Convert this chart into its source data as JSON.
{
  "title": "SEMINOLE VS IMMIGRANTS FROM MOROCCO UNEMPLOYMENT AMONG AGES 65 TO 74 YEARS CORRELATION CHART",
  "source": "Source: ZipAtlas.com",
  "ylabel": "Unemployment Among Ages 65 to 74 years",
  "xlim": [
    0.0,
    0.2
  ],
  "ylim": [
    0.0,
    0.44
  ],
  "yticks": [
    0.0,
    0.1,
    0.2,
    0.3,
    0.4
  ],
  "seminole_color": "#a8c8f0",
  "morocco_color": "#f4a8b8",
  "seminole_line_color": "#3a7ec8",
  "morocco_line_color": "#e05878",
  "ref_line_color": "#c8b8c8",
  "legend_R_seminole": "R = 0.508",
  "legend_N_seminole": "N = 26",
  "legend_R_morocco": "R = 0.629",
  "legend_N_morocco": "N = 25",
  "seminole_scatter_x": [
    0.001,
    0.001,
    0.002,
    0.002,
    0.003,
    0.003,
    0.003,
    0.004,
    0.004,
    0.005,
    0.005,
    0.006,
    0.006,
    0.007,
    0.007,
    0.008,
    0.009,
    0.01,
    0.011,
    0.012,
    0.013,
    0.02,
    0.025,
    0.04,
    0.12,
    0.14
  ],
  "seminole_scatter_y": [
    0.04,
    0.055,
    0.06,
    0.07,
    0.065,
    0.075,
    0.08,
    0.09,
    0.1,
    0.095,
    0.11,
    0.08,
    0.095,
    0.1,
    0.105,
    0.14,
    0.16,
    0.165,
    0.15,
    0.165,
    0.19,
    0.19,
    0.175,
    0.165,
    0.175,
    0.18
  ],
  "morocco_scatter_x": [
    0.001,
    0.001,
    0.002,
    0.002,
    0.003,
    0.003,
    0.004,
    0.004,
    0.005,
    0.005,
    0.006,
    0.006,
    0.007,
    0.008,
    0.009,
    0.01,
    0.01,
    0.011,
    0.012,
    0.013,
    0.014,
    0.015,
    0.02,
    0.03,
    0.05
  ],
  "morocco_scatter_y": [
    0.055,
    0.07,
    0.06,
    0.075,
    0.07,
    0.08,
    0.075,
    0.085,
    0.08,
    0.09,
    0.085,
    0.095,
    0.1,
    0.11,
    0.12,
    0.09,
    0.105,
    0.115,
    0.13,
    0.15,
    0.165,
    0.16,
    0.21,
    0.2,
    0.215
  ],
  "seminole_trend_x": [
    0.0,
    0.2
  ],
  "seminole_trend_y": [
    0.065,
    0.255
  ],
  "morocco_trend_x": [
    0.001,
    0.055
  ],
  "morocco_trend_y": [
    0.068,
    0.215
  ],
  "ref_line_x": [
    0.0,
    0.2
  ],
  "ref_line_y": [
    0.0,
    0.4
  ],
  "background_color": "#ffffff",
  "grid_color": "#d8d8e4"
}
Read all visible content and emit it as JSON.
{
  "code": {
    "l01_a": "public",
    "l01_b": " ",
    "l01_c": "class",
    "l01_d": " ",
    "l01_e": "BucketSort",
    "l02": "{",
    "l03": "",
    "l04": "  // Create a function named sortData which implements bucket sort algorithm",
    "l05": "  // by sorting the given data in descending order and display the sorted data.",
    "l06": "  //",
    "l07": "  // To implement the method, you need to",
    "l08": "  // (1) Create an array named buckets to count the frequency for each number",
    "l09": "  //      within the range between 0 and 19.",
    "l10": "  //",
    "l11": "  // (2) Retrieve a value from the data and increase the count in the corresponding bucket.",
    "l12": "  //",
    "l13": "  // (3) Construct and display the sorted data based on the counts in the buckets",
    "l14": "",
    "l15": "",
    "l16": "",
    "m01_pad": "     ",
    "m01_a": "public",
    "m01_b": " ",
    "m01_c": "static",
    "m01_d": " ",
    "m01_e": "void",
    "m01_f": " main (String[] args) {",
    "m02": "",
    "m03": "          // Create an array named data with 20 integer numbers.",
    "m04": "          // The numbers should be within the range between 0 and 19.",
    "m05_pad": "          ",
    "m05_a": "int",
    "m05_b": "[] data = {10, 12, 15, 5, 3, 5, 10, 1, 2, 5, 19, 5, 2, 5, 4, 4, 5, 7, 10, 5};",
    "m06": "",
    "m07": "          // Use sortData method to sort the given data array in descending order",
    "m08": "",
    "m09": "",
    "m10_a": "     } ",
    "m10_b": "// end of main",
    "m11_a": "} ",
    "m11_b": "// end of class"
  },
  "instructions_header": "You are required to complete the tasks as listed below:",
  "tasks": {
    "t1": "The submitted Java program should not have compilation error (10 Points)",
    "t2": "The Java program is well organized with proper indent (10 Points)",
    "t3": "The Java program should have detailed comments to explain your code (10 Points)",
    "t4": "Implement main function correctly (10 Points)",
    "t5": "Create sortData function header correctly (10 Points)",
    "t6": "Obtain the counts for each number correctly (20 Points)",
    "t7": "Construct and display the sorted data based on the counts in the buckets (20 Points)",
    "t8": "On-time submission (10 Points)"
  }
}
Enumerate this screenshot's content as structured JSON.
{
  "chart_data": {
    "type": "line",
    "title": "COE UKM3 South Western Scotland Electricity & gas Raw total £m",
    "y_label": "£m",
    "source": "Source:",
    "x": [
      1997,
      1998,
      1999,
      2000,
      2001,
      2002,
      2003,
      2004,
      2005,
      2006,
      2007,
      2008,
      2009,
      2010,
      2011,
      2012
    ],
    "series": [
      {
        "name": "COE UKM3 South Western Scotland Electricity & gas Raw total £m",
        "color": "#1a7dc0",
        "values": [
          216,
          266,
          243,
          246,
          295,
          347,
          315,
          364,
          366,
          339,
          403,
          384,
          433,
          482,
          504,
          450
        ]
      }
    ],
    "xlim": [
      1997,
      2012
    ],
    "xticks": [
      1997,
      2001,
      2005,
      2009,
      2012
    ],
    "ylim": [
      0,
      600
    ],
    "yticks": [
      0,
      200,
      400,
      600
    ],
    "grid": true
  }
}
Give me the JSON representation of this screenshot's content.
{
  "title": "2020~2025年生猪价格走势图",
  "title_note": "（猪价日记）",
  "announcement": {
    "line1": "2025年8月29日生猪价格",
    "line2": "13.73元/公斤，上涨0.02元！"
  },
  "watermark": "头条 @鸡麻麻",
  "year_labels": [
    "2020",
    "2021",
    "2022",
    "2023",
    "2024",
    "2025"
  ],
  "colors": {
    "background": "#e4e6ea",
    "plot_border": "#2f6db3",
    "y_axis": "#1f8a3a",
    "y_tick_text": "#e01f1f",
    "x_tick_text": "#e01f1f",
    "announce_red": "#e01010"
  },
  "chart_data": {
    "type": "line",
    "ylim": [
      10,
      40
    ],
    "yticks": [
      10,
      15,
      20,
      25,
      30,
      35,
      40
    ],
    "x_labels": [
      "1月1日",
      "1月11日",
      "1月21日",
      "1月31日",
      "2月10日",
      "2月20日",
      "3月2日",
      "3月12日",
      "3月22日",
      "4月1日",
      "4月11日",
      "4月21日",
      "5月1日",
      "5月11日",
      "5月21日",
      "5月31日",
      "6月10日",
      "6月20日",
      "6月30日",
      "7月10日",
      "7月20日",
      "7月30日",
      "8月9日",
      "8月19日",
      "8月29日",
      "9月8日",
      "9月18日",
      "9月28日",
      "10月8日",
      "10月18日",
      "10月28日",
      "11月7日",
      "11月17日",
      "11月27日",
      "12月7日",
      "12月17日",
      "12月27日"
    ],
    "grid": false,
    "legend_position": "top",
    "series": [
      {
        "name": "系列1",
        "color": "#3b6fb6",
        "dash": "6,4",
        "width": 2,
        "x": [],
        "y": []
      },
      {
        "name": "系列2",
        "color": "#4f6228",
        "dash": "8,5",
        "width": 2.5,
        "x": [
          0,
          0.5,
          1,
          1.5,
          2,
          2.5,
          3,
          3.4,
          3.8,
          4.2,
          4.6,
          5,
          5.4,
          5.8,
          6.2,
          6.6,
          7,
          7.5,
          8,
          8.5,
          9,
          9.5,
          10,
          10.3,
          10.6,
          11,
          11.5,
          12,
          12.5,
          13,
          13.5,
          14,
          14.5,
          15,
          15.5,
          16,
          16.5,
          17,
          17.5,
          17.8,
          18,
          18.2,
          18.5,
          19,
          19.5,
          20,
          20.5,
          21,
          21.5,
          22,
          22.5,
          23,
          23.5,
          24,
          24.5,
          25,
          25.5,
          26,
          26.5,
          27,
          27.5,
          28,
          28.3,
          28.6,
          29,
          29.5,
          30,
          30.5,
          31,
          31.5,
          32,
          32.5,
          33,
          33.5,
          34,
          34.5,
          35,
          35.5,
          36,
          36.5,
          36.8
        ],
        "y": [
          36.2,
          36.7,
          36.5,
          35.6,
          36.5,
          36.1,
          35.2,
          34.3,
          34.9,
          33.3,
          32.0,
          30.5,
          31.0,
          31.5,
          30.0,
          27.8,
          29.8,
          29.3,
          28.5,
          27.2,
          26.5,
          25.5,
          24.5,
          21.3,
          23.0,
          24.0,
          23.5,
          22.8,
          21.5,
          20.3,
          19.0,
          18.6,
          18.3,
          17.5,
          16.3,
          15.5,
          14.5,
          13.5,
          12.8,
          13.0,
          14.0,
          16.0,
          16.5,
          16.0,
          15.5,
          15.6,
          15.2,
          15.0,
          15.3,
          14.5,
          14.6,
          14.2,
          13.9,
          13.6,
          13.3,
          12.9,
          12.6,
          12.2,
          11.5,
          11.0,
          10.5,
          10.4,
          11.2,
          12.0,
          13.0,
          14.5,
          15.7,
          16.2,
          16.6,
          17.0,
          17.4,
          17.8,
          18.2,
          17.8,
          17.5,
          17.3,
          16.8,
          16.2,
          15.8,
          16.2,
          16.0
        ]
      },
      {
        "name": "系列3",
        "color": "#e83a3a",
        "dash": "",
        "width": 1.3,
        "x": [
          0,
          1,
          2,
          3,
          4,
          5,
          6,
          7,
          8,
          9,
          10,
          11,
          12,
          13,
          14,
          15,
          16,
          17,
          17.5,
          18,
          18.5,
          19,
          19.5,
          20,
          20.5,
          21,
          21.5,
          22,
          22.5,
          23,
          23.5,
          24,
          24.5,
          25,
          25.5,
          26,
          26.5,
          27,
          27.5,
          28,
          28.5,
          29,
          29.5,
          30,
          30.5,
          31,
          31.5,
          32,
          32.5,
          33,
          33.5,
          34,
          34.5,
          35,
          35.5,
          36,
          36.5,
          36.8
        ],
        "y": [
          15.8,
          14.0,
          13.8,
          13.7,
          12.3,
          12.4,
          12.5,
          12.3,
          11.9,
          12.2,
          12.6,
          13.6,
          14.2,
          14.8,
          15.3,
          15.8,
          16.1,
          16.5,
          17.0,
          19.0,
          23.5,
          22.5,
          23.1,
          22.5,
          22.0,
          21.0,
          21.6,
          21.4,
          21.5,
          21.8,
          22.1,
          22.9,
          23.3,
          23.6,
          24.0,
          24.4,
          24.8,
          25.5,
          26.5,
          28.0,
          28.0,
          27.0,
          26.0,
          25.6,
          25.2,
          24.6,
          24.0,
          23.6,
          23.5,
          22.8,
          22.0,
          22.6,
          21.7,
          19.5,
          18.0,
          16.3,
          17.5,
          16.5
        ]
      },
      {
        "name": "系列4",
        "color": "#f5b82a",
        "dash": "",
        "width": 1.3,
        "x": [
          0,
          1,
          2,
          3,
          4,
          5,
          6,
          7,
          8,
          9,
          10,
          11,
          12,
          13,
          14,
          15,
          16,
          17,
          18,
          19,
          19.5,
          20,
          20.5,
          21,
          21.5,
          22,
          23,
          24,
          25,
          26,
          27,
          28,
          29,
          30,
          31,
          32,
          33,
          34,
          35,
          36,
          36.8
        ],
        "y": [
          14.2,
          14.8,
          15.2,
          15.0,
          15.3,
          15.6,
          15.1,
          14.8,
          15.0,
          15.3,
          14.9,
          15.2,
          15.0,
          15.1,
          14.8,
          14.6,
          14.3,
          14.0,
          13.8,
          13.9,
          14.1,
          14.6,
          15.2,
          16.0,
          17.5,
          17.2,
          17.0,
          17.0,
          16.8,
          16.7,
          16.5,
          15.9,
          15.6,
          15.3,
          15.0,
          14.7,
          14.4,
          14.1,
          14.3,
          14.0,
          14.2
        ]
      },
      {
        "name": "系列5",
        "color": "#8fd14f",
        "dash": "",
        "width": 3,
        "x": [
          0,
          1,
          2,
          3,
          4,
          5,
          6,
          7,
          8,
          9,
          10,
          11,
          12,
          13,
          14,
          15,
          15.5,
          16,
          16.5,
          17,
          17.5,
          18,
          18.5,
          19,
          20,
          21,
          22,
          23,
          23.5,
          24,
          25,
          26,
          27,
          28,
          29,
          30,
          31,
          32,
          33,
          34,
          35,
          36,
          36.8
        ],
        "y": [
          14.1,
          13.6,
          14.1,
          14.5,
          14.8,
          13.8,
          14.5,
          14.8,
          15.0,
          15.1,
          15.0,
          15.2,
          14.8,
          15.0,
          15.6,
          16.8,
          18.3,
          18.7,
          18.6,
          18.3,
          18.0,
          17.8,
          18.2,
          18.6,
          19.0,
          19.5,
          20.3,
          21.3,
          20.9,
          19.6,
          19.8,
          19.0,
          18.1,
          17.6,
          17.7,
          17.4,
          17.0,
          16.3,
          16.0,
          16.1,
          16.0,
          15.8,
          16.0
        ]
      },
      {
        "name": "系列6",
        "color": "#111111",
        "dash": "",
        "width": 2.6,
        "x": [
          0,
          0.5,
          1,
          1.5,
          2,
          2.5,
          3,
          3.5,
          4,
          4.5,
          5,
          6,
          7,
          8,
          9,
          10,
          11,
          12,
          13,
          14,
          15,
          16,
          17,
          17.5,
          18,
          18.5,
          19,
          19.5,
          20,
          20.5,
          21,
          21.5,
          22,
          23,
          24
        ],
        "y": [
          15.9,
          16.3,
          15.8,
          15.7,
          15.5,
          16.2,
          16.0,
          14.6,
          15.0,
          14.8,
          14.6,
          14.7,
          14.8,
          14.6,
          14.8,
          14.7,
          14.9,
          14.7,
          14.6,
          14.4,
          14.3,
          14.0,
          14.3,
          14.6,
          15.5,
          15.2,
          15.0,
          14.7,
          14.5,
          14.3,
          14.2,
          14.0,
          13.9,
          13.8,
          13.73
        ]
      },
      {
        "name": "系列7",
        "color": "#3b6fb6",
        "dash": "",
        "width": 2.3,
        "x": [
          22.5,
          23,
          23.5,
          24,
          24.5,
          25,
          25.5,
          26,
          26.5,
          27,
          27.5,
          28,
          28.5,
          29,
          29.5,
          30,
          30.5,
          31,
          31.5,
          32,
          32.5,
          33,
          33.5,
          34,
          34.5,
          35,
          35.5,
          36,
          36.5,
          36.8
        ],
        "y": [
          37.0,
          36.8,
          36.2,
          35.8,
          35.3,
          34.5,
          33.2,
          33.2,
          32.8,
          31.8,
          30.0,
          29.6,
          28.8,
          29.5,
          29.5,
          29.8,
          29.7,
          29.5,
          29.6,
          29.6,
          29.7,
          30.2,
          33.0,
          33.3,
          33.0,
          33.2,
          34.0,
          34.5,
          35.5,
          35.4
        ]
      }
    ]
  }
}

***

▶ _STATED GOAL_
Copy each line of the listing that includes "range".

▶ _FINISHED EXERCISE_
    "l09": "  //      within the range between 0 and 19.",
    "m04": "          // The numbers should be within the range between 0 and 19.",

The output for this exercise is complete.